■ **INPUT**

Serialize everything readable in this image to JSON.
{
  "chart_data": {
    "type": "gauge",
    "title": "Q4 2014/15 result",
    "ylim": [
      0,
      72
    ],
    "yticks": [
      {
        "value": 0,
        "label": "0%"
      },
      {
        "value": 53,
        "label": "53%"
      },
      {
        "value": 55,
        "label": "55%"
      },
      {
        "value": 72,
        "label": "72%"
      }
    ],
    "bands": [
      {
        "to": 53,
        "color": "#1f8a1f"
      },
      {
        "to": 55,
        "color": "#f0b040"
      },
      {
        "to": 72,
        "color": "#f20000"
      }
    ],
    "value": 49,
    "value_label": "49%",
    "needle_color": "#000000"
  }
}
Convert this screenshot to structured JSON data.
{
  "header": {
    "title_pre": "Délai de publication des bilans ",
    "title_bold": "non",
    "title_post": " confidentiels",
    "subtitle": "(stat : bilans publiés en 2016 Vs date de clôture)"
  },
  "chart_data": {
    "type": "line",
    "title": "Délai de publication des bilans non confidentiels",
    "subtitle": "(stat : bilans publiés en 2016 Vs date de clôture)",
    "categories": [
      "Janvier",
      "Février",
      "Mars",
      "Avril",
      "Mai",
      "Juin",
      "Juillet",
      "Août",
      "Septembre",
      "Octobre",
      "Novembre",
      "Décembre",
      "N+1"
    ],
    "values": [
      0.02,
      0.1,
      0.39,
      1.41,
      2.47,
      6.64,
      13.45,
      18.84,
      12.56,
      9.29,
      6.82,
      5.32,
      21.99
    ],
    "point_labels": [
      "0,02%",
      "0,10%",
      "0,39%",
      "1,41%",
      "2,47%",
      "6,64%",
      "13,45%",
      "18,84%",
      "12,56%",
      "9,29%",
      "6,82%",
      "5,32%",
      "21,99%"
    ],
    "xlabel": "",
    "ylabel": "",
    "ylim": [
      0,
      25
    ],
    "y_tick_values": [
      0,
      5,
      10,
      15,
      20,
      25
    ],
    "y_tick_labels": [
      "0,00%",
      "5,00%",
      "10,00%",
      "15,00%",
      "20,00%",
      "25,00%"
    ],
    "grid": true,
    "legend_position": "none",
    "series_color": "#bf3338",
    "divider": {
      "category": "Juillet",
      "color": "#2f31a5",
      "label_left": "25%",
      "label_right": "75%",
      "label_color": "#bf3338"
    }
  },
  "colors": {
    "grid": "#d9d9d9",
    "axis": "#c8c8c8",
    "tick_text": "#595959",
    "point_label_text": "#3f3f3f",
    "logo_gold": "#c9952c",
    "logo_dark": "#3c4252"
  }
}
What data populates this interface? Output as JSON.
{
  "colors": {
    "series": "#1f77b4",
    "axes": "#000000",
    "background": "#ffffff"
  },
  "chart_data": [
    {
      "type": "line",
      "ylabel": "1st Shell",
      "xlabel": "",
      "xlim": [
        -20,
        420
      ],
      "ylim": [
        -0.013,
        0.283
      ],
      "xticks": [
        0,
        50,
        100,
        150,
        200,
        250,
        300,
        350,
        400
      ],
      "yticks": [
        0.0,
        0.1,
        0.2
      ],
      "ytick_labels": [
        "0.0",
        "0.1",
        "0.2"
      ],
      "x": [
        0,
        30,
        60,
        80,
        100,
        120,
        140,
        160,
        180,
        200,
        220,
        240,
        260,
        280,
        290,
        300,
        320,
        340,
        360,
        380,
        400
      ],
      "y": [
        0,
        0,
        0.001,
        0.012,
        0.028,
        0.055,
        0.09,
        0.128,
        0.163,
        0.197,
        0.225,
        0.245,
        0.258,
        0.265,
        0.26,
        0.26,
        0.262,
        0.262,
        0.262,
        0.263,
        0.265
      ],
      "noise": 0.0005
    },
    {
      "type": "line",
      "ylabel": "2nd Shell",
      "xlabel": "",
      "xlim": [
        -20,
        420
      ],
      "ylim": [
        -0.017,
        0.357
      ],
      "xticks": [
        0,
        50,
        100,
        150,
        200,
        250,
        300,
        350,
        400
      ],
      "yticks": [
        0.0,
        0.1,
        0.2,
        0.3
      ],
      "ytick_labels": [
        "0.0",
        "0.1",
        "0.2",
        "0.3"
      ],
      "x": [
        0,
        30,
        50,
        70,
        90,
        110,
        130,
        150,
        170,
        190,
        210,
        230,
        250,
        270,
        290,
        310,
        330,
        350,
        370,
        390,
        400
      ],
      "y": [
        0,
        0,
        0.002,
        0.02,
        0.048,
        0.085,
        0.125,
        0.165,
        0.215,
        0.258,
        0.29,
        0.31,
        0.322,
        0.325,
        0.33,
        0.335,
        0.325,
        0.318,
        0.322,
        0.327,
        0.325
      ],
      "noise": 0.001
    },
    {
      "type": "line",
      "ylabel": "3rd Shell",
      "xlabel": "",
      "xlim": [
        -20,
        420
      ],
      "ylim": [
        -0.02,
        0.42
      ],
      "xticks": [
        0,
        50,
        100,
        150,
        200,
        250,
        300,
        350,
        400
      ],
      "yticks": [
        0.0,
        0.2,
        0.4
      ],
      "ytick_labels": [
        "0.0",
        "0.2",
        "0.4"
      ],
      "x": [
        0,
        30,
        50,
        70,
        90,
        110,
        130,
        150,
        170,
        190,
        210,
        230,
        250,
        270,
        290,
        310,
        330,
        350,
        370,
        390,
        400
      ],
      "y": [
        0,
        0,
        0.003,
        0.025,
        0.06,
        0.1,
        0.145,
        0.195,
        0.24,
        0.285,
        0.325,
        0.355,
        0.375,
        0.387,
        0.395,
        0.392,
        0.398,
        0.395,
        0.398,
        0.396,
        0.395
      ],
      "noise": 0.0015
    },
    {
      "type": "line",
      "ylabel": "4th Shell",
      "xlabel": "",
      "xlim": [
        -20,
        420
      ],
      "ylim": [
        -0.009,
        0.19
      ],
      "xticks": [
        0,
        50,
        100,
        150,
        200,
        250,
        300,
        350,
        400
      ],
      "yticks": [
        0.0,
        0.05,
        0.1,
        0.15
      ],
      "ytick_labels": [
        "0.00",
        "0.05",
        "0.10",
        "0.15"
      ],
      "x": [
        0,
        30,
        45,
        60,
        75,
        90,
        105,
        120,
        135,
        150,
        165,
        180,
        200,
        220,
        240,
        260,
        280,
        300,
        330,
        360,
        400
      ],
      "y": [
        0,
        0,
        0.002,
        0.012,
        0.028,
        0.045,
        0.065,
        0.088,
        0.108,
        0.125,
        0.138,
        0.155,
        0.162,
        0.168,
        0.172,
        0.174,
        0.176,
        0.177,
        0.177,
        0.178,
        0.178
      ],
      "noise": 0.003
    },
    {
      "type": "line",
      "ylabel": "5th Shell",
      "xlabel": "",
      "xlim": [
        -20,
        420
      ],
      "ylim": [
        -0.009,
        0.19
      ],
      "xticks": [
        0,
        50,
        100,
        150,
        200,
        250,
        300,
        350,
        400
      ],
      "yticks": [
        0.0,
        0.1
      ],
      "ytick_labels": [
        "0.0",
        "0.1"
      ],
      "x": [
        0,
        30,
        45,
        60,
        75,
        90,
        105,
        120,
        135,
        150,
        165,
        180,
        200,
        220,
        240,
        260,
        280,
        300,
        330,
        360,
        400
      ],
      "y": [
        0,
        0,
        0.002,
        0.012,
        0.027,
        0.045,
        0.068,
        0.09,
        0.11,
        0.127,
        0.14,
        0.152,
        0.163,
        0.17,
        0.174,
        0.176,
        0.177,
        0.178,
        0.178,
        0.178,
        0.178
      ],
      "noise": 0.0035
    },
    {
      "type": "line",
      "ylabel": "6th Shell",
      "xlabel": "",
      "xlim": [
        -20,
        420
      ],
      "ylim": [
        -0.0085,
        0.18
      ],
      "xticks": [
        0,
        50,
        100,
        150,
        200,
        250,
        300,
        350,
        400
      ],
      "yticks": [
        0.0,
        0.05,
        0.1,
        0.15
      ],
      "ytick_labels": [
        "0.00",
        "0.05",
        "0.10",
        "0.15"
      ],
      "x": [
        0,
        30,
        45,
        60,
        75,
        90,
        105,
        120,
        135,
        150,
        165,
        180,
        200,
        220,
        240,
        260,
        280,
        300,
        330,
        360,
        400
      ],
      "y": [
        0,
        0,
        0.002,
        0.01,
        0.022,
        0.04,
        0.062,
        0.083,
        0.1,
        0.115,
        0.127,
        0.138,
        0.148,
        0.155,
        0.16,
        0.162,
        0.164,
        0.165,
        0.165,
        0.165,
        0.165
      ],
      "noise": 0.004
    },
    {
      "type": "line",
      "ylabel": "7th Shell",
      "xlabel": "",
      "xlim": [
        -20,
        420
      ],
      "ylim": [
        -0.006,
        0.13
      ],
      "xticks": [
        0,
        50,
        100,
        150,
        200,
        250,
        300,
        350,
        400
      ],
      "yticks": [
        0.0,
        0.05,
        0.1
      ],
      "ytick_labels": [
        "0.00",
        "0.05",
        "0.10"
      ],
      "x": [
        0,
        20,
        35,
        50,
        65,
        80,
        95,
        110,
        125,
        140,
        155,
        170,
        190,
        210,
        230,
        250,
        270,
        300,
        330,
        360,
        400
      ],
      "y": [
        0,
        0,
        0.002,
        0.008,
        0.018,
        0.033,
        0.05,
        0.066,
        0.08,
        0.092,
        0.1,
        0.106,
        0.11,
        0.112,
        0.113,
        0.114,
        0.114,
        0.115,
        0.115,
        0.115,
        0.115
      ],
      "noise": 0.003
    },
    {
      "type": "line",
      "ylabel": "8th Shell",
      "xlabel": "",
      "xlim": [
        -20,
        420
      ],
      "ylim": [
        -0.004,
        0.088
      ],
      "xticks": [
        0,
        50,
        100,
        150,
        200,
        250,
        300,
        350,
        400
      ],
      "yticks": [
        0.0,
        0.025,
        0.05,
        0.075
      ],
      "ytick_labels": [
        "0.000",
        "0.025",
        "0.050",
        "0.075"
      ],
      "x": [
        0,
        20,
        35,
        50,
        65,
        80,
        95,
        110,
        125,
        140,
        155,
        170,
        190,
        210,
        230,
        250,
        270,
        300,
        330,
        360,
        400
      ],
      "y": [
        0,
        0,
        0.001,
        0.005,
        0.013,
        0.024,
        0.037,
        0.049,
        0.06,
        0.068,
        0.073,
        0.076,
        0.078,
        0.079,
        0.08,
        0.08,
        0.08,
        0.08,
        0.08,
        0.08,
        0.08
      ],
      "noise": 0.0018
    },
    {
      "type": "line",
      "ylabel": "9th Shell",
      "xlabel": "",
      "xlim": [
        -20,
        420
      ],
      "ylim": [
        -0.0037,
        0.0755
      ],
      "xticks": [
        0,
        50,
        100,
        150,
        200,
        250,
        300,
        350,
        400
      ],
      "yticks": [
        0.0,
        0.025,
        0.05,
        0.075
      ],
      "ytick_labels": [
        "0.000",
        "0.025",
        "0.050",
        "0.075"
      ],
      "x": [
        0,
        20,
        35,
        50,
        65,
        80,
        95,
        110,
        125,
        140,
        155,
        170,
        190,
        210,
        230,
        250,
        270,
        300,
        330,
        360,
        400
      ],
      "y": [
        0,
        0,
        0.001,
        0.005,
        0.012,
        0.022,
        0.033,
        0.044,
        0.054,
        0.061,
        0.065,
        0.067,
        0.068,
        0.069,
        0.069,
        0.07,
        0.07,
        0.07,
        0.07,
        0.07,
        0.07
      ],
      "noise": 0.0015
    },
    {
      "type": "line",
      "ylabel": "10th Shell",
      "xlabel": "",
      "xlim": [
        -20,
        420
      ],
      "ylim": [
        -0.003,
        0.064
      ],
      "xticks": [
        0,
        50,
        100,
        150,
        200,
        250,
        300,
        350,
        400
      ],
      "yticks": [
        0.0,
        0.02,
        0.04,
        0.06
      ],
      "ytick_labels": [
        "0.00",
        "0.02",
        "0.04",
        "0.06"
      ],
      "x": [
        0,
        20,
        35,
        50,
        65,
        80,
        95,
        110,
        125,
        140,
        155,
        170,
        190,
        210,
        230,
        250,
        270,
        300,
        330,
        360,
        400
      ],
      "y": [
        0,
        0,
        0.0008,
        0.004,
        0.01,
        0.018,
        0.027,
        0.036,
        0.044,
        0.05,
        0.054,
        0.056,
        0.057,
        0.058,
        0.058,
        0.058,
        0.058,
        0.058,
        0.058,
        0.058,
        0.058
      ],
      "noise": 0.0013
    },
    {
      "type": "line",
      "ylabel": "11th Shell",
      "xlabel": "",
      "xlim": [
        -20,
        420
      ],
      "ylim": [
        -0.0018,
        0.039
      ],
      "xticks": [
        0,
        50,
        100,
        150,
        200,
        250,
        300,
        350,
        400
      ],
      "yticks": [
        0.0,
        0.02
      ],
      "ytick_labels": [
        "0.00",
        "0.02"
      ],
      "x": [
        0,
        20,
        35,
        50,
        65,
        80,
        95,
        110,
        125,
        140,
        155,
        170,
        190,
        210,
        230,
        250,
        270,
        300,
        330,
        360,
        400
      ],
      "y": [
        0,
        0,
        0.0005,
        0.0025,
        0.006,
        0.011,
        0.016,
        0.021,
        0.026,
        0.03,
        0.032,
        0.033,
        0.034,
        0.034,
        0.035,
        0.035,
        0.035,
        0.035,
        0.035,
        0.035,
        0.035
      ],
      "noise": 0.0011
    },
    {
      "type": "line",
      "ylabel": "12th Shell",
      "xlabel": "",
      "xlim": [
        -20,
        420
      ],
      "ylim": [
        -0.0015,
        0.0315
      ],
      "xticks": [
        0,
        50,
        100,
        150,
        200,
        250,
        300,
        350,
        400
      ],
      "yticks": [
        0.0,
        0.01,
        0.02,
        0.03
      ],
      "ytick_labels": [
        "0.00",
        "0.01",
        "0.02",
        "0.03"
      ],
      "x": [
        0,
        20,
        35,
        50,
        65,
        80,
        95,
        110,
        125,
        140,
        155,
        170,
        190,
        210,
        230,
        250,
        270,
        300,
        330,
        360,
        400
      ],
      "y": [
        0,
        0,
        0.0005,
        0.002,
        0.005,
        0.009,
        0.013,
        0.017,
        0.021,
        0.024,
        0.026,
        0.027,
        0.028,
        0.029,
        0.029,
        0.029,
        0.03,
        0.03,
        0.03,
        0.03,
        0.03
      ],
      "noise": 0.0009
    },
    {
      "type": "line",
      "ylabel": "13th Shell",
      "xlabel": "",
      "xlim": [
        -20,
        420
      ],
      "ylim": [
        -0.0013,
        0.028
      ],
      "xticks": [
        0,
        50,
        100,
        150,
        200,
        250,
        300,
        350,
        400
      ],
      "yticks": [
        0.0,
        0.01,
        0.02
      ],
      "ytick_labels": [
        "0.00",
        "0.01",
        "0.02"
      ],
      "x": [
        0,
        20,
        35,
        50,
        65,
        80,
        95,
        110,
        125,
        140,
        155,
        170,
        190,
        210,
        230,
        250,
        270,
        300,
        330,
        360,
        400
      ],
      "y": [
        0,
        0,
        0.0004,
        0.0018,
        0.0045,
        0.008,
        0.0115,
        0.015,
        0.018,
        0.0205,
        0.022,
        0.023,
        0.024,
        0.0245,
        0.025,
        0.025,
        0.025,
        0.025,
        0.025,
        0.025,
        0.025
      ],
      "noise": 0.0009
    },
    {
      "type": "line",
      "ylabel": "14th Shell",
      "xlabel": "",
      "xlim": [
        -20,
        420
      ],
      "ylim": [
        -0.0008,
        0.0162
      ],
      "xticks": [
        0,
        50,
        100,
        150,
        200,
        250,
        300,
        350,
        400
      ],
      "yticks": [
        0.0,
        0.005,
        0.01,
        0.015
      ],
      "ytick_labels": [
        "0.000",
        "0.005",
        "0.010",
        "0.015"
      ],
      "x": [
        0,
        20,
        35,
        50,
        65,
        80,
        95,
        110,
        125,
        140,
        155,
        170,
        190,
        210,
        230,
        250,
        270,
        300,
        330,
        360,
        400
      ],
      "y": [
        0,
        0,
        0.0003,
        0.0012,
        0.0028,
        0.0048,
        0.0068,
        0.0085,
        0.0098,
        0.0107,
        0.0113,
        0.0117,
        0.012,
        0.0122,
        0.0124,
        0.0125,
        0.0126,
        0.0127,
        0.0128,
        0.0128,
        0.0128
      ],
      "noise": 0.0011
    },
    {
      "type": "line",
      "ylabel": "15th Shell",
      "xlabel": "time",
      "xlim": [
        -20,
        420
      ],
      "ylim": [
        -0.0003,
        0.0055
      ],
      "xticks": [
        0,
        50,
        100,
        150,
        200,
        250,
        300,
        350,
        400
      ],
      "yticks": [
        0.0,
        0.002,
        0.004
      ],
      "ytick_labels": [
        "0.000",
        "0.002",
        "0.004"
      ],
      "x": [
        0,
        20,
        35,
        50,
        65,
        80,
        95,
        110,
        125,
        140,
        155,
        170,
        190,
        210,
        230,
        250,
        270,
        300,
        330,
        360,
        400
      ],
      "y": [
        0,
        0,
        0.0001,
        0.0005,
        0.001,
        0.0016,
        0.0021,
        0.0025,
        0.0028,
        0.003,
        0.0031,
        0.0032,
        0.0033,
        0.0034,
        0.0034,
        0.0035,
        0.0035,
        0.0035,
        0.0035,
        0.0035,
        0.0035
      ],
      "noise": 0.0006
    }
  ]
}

■ **WHAT YOU HAVE TO DO**
Identify and copy the lines holding the word "bilans".

■ **RESULT FOR THIS TASK**
    "title_pre": "Délai de publication des bilans ",
    "subtitle": "(stat : bilans publiés en 2016 Vs date de clôture)"
    "title": "Délai de publication des bilans non confidentiels",
    "subtitle": "(stat : bilans publiés en 2016 Vs date de clôture)",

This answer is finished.